**Given instruction**
Print all of the lines exactly. Any picture among them stays out.

** START Material to process **

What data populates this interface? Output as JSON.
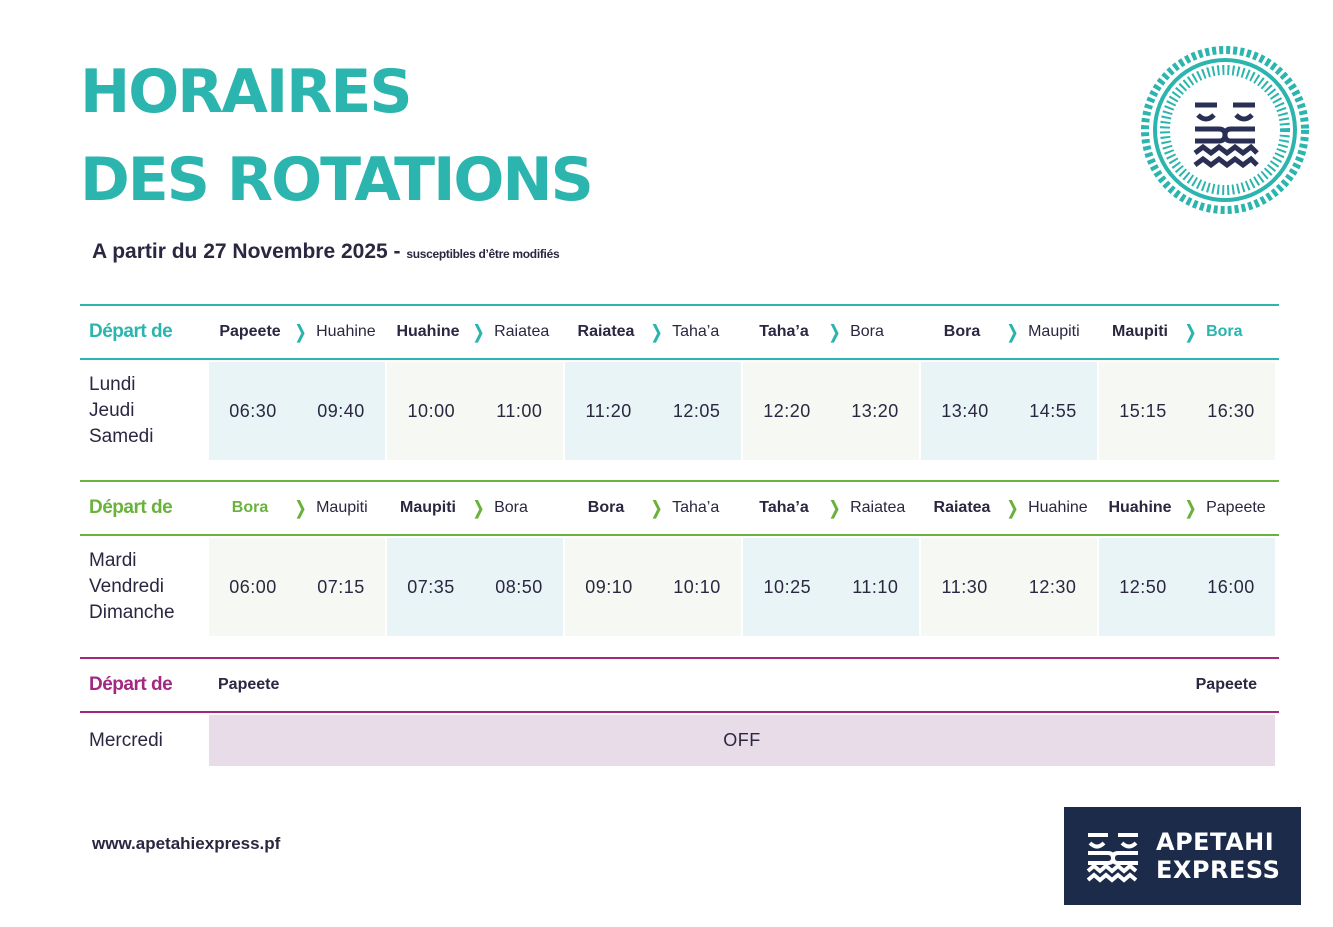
{
  "title": {
    "line1": "HORAIRES",
    "line2": "DES ROTATIONS"
  },
  "subtitle": {
    "main": "A partir du 27  Novembre 2025 - ",
    "note": "susceptibles d’être modifiés"
  },
  "colors": {
    "teal": "#2bb5ae",
    "green": "#6ab23c",
    "magenta": "#a3287f",
    "navy": "#1d2b4a"
  },
  "tables": [
    {
      "header": "Départ de",
      "days": [
        "Lundi",
        "Jeudi",
        "Samedi"
      ],
      "legs": [
        {
          "from": "Papeete",
          "to": "Huahine",
          "dep": "06:30",
          "arr": "09:40"
        },
        {
          "from": "Huahine",
          "to": "Raiatea",
          "dep": "10:00",
          "arr": "11:00"
        },
        {
          "from": "Raiatea",
          "to": "Taha’a",
          "dep": "11:20",
          "arr": "12:05"
        },
        {
          "from": "Taha’a",
          "to": "Bora",
          "dep": "12:20",
          "arr": "13:20"
        },
        {
          "from": "Bora",
          "to": "Maupiti",
          "dep": "13:40",
          "arr": "14:55"
        },
        {
          "from": "Maupiti",
          "to": "Bora",
          "dep": "15:15",
          "arr": "16:30"
        }
      ]
    },
    {
      "header": "Départ de",
      "days": [
        "Mardi",
        "Vendredi",
        "Dimanche"
      ],
      "legs": [
        {
          "from": "Bora",
          "to": "Maupiti",
          "dep": "06:00",
          "arr": "07:15"
        },
        {
          "from": "Maupiti",
          "to": "Bora",
          "dep": "07:35",
          "arr": "08:50"
        },
        {
          "from": "Bora",
          "to": "Taha’a",
          "dep": "09:10",
          "arr": "10:10"
        },
        {
          "from": "Taha’a",
          "to": "Raiatea",
          "dep": "10:25",
          "arr": "11:10"
        },
        {
          "from": "Raiatea",
          "to": "Huahine",
          "dep": "11:30",
          "arr": "12:30"
        },
        {
          "from": "Huahine",
          "to": "Papeete",
          "dep": "12:50",
          "arr": "16:00"
        }
      ]
    },
    {
      "header": "Départ de",
      "days": [
        "Mercredi"
      ],
      "from": "Papeete",
      "to": "Papeete",
      "status": "OFF"
    }
  ],
  "footer": {
    "url": "www.apetahiexpress.pf",
    "brand_line1": "APETAHI",
    "brand_line2": "EXPRESS"
  }
}
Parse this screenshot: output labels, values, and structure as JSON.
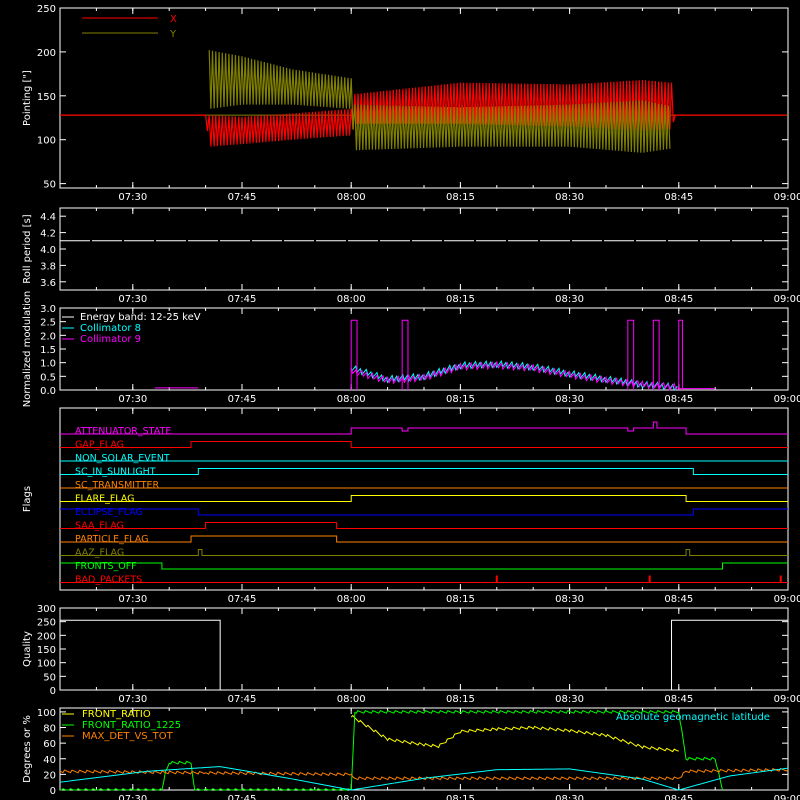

** END Material to process **

**Exercise output**
What data populates this interface? Output as JSON.
{
  "title": {
    "line1": "HORAIRES",
    "line2": "DES ROTATIONS"
  },
  "subtitle": {
    "main": "A partir du 27  Novembre 2025 - ",
    "note": "susceptibles d’être modifiés"
  },
  "colors": {
    "teal": "#2bb5ae",
    "green": "#6ab23c",
    "magenta": "#a3287f",
    "navy": "#1d2b4a"
  },
  "tables": [
    {
      "header": "Départ de",
      "days": [
        "Lundi",
        "Jeudi",
        "Samedi"
      ],
      "legs": [
        {
          "from": "Papeete",
          "to": "Huahine",
          "dep": "06:30",
          "arr": "09:40"
        },
        {
          "from": "Huahine",
          "to": "Raiatea",
          "dep": "10:00",
          "arr": "11:00"
        },
        {
          "from": "Raiatea",
          "to": "Taha’a",
          "dep": "11:20",
          "arr": "12:05"
        },
        {
          "from": "Taha’a",
          "to": "Bora",
          "dep": "12:20",
          "arr": "13:20"
        },
        {
          "from": "Bora",
          "to": "Maupiti",
          "dep": "13:40",
          "arr": "14:55"
        },
        {
          "from": "Maupiti",
          "to": "Bora",
          "dep": "15:15",
          "arr": "16:30"
        }
      ]
    },
    {
      "header": "Départ de",
      "days": [
        "Mardi",
        "Vendredi",
        "Dimanche"
      ],
      "legs": [
        {
          "from": "Bora",
          "to": "Maupiti",
          "dep": "06:00",
          "arr": "07:15"
        },
        {
          "from": "Maupiti",
          "to": "Bora",
          "dep": "07:35",
          "arr": "08:50"
        },
        {
          "from": "Bora",
          "to": "Taha’a",
          "dep": "09:10",
          "arr": "10:10"
        },
        {
          "from": "Taha’a",
          "to": "Raiatea",
          "dep": "10:25",
          "arr": "11:10"
        },
        {
          "from": "Raiatea",
          "to": "Huahine",
          "dep": "11:30",
          "arr": "12:30"
        },
        {
          "from": "Huahine",
          "to": "Papeete",
          "dep": "12:50",
          "arr": "16:00"
        }
      ]
    },
    {
      "header": "Départ de",
      "days": [
        "Mercredi"
      ],
      "from": "Papeete",
      "to": "Papeete",
      "status": "OFF"
    }
  ],
  "footer": {
    "url": "www.apetahiexpress.pf",
    "brand_line1": "APETAHI",
    "brand_line2": "EXPRESS"
  }
}
Parse this screenshot: output labels, values, and structure as JSON.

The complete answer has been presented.